Filter out everything except lines holding "phase".

────

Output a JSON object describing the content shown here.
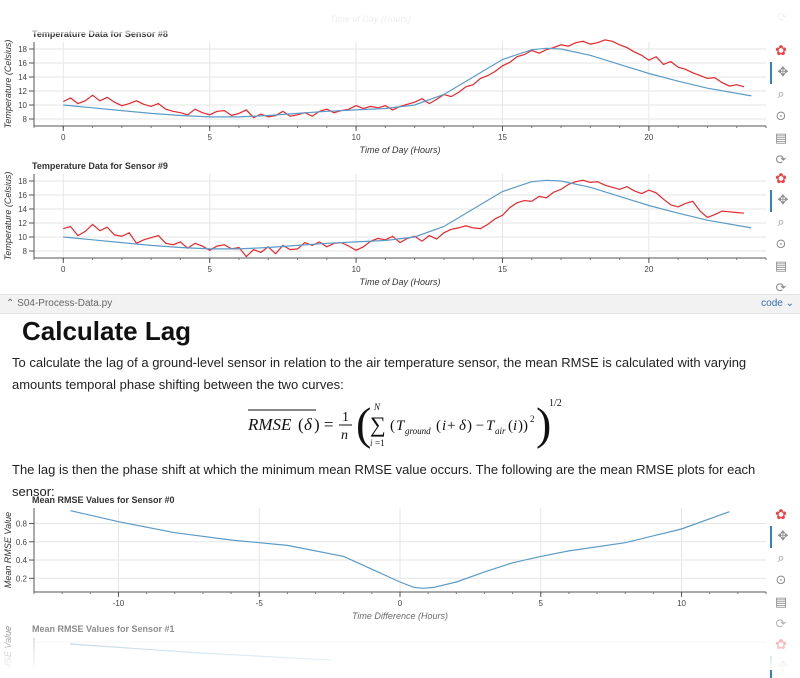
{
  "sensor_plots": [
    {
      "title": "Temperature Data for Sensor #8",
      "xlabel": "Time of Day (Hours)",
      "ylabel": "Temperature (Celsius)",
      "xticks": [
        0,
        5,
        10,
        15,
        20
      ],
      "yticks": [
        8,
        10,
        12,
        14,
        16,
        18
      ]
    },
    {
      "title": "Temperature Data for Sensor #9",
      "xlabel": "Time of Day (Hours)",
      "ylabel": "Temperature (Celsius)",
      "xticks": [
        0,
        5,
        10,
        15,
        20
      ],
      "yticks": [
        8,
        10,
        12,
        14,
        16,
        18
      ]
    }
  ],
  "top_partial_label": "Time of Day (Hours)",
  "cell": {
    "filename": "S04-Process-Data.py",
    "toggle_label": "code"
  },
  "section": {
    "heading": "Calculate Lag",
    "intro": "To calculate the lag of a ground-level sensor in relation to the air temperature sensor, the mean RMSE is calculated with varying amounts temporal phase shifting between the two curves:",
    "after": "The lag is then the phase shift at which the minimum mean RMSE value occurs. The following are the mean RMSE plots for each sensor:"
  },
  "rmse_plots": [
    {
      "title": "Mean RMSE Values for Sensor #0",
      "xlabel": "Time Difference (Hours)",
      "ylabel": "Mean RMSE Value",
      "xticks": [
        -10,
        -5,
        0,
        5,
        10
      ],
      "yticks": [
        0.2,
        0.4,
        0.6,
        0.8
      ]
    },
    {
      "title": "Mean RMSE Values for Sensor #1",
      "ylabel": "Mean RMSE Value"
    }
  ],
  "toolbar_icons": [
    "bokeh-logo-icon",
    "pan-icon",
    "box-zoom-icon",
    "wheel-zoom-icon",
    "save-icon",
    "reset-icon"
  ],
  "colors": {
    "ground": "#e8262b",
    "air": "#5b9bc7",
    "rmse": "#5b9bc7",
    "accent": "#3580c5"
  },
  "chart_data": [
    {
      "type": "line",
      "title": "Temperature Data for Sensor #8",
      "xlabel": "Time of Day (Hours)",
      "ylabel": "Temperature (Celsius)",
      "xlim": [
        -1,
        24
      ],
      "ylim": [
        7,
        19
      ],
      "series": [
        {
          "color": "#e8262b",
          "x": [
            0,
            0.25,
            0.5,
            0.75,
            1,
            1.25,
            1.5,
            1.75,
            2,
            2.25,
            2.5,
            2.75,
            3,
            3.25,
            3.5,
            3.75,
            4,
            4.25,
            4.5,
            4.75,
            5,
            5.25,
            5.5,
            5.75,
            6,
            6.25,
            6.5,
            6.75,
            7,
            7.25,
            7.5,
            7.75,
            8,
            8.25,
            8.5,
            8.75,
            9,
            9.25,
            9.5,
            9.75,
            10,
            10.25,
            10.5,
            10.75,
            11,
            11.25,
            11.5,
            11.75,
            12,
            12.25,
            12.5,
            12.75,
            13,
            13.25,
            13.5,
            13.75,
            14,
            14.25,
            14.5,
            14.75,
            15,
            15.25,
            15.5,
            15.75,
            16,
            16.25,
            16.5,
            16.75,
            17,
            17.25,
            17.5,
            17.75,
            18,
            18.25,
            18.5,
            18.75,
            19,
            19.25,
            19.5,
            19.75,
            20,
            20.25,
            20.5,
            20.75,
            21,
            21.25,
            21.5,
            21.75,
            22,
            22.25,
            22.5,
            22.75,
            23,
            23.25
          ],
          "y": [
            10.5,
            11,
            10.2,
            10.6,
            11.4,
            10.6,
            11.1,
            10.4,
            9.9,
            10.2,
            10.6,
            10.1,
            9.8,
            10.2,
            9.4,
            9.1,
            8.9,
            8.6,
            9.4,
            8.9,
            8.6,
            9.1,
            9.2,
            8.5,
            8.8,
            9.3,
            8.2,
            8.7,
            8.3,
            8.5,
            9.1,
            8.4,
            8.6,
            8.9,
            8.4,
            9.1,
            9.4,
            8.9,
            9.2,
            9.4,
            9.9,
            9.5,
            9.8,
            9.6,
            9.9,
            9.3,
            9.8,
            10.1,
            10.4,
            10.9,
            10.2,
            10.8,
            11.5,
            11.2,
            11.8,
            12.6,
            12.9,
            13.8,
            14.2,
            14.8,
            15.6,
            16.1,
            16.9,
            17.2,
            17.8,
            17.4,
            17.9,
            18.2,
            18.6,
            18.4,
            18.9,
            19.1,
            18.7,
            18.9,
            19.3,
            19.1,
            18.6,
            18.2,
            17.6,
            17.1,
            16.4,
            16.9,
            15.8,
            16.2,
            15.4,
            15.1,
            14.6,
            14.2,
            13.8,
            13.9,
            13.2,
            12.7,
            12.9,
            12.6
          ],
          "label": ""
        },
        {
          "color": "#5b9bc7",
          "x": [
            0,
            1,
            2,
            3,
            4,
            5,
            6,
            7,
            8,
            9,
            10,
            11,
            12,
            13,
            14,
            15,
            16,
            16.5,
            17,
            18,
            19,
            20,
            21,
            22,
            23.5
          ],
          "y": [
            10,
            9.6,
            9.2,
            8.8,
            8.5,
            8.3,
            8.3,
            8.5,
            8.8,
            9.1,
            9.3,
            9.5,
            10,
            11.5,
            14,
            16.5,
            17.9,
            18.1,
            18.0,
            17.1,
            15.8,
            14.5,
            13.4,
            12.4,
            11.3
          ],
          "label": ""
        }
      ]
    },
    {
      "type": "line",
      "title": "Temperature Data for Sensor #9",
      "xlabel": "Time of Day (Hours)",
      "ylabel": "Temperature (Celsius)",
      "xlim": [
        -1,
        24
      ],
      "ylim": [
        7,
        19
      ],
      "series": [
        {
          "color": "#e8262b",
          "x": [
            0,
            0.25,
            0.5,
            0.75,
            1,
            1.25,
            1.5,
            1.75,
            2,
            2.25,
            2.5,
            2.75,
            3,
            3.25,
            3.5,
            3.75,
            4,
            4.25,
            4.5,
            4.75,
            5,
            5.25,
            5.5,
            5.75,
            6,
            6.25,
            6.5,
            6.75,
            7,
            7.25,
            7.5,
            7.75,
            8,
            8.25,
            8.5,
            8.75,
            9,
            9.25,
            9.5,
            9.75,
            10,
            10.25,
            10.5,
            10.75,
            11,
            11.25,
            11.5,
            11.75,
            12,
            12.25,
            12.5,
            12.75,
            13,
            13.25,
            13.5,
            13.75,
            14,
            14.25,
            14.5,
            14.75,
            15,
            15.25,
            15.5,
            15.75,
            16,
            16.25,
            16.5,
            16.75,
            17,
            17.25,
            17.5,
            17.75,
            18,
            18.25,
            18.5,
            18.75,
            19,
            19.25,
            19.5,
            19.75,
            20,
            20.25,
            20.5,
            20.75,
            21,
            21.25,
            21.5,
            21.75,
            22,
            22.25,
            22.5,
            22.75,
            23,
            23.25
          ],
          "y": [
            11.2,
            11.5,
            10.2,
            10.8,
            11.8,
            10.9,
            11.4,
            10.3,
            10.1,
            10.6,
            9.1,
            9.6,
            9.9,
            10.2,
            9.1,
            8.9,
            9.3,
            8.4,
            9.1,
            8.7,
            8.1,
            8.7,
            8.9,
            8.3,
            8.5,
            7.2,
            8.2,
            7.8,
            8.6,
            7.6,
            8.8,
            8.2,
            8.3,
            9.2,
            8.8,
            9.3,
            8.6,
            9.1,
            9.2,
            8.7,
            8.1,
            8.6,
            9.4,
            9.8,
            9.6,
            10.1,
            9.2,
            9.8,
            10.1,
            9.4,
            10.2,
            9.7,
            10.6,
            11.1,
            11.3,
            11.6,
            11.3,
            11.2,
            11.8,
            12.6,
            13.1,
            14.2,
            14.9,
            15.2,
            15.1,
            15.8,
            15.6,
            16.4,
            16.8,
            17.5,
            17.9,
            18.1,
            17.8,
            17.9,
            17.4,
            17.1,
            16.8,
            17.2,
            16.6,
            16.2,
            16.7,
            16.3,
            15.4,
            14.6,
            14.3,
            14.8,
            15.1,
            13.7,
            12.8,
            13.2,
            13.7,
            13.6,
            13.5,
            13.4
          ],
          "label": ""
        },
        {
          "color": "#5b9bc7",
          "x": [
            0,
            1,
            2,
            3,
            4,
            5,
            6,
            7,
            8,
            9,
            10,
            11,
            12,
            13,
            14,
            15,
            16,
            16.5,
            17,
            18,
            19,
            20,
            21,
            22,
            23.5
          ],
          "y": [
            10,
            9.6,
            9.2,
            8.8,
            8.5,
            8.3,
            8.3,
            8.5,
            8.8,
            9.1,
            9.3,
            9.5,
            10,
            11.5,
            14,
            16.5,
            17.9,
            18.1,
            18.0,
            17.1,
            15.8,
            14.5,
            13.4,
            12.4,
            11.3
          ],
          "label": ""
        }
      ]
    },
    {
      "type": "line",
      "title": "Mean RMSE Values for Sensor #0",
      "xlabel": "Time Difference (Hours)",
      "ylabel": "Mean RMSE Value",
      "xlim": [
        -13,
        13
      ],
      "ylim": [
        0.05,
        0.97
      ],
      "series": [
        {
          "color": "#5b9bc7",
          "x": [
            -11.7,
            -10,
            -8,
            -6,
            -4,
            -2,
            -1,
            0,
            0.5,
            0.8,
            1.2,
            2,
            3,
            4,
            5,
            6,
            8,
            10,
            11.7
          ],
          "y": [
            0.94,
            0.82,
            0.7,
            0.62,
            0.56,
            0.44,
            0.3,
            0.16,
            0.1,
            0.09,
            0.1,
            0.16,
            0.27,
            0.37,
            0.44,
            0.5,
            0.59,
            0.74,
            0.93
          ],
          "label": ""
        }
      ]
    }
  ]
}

────

● Answer to the task
    "intro": "To calculate the lag of a ground-level sensor in relation to the air temperature sensor, the mean RMSE is calculated with varying amounts temporal phase shifting between the two curves:",
    "after": "The lag is then the phase shift at which the minimum mean RMSE value occurs. The following are the mean RMSE plots for each sensor:"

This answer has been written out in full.